━━ Selected passage ━━
LNG Exports Will Soon Commence
A question I’m often asked is how the business prospects of many MLPs will respond permanently to lower prices for oil and gas, perhaps lower than where they are today.
From a high level, markets often appear vulnerable to a correction. This is especially true with the S&P500. You rarely hear anyone simply say the market looks cheap, and in fact it’s easy to find reasons to worry. Today it’s rising rates and the threat of Grexit, but there’s always something to worry about. And if there isn’t, then you can worry about complacency. For me, the solution is to look at individual companies, because while the market outlook can be uncertain, the prospects for (fill in the blank) corporation often appear far more tangible and clear than for the broader averages.
The same is true with MLPs. Prices have fallen along with the energy sector. So look at Cheniere Energy and their LNG export facilities at Sabine Pass, LA and Corpus Christie, TX. It may seem quaint to remember, but not that many years ago the U.S. was preparing to import LNG. The two abovementioned facilities were built for that reason, until the boom in domestic natural gas production led to a glut and rendered the economic assumptions underlying imports no longer valid.
So the facilities were switched to export LNG instead. This is not a trivial task. Natural gas has to be compressed and cooled to around -256 degrees Fahrenheit before being piped into the large spherical tanks you see on LNG tankers. Handling LNG is far harder than crude oil, and the regulatory oversight is substantial as you might imagine. An accident at an LNG terminal would be a spectacular sight as long as viewed from many miles away.
━━━
#### Written exercise A
Please copy the records word for word, beginning at their first line and stopping after the line that contains "bar-groningen-0 [441,475,456,482]".
━━ Records for the task ━━
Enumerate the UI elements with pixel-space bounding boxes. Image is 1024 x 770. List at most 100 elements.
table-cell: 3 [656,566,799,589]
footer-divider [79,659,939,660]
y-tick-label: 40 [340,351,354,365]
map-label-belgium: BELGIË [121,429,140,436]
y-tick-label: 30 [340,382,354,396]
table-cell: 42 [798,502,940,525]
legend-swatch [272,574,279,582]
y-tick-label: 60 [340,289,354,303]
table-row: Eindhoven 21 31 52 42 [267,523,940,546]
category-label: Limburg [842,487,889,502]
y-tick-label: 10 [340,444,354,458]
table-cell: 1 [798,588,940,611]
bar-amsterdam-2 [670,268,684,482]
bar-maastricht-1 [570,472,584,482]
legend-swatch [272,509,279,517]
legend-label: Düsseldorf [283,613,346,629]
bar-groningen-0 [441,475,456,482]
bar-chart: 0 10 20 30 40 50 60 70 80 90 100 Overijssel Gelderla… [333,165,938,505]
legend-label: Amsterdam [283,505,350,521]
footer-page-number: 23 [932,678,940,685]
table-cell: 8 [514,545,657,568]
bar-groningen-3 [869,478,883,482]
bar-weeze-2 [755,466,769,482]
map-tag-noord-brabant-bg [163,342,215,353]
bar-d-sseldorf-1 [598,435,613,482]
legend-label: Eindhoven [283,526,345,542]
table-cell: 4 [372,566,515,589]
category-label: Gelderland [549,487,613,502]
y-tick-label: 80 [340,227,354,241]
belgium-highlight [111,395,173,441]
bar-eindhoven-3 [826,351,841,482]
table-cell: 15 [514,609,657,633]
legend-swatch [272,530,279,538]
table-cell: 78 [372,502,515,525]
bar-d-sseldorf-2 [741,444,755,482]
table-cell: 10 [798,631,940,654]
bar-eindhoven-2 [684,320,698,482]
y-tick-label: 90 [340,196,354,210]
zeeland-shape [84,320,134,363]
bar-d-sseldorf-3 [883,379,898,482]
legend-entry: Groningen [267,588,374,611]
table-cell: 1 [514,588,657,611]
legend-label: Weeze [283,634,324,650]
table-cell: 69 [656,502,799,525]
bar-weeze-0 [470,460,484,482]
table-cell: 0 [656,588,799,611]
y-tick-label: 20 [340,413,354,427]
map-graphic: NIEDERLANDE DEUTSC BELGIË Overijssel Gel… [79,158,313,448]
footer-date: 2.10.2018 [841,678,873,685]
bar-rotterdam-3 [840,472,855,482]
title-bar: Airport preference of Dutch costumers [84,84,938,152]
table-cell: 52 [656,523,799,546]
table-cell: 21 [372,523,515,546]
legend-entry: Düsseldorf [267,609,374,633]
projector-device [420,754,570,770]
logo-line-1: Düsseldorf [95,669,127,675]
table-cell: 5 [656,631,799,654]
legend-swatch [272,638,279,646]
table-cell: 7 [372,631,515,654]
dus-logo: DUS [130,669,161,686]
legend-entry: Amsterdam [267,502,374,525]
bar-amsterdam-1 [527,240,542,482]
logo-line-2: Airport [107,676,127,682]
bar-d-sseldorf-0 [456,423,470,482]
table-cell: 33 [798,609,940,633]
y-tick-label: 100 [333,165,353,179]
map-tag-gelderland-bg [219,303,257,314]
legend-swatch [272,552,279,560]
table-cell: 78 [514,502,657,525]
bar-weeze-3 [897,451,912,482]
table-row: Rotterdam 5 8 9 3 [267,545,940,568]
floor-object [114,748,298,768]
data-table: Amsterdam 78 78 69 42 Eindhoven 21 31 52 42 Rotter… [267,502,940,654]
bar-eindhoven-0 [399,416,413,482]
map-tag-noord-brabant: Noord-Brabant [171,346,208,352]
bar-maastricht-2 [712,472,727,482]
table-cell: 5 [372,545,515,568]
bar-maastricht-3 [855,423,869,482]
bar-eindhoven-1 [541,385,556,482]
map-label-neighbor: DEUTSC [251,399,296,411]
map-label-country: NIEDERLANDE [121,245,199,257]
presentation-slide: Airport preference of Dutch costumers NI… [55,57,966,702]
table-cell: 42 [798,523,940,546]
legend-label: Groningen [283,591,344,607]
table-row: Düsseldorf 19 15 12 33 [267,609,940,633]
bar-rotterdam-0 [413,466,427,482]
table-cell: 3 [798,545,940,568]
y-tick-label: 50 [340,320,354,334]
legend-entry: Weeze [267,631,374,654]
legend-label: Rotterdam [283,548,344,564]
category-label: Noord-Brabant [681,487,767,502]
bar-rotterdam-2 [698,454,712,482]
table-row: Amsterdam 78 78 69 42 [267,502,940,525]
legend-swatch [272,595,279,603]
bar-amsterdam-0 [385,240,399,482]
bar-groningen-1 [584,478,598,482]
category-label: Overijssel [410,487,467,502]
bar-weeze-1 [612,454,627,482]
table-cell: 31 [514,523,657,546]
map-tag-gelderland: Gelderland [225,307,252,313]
━━━
#### Written exercise B
Answer these questions on the LNG export passage:
(i) Which market does the text single out as especially likely to appear vulnerable to a correction?
(ii) Where are the Cheniere Energy LNG facilities located?
(iii) To roughly what temperature must natural gas be cooled before it goes into the tanks on LNG tankers?

#### Written solution A
Enumerate the UI elements with pixel-space bounding boxes. Image is 1024 x 770. List at most 100 elements.
table-cell: 3 [656,566,799,589]
footer-divider [79,659,939,660]
y-tick-label: 40 [340,351,354,365]
map-label-belgium: BELGIË [121,429,140,436]
y-tick-label: 30 [340,382,354,396]
table-cell: 42 [798,502,940,525]
legend-swatch [272,574,279,582]
y-tick-label: 60 [340,289,354,303]
table-row: Eindhoven 21 31 52 42 [267,523,940,546]
category-label: Limburg [842,487,889,502]
y-tick-label: 10 [340,444,354,458]
table-cell: 1 [798,588,940,611]
bar-amsterdam-2 [670,268,684,482]
bar-maastricht-1 [570,472,584,482]
legend-swatch [272,509,279,517]
legend-label: Düsseldorf [283,613,346,629]
bar-groningen-0 [441,475,456,482]

#### Written solution B
(i) The S&P500.
(ii) Sabine Pass, LA and Corpus Christie, TX.
(iii) Around -256 degrees Fahrenheit.